*** Data extract ***

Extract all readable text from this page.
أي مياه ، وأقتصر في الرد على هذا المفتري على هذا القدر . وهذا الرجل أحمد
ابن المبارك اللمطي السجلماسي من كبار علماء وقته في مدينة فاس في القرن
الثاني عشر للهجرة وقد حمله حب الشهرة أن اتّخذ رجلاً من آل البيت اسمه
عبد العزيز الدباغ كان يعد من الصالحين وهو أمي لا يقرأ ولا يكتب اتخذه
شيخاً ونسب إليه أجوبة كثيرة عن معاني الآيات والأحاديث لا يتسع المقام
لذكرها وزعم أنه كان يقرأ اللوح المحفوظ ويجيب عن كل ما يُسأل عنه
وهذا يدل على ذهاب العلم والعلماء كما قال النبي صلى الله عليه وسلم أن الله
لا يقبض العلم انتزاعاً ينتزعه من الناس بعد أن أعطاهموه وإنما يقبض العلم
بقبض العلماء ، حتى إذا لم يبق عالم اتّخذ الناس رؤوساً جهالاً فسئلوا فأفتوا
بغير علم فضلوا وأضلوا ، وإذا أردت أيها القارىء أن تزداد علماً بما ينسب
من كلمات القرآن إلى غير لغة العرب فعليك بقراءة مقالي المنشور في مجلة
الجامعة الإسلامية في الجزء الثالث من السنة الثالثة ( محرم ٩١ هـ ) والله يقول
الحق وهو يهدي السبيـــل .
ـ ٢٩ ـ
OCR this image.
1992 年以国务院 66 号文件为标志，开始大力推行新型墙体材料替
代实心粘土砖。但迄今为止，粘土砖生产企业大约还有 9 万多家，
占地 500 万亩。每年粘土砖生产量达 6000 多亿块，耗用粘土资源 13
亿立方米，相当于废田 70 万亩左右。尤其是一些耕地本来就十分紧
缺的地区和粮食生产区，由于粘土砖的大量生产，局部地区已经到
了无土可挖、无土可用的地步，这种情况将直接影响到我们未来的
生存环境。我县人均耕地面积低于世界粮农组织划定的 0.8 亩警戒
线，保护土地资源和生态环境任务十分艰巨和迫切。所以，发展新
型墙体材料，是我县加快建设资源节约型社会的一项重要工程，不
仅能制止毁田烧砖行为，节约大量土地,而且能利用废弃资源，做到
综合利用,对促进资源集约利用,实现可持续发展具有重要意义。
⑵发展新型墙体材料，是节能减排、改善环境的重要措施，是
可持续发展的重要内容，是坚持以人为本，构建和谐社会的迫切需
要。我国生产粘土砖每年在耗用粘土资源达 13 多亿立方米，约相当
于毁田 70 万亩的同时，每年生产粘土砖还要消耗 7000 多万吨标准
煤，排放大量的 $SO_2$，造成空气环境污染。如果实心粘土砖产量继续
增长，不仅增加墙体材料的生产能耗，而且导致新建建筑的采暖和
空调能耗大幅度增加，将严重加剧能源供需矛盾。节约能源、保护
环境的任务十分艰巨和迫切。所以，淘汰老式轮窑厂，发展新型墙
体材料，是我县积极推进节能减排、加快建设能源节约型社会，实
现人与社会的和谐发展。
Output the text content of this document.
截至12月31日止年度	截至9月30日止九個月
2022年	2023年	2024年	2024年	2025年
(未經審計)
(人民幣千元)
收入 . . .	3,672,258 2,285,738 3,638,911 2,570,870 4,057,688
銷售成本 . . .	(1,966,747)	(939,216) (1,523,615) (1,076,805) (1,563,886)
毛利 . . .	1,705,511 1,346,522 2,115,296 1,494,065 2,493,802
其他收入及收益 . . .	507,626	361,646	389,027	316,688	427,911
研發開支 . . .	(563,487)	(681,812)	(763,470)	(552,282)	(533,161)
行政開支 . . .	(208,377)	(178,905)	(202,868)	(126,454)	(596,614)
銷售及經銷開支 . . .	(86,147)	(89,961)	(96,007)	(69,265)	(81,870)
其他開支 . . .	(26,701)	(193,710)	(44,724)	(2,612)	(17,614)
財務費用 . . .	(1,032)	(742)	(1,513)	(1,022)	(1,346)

***

Search the preceding listing for "الناس" and extract every line where it is found.

▶ Problem solution:
لا يقبض العلم انتزاعاً ينتزعه من الناس بعد أن أعطاهموه وإنما يقبض العلم
بقبض العلماء ، حتى إذا لم يبق عالم اتّخذ الناس رؤوساً جهالاً فسئلوا فأفتوا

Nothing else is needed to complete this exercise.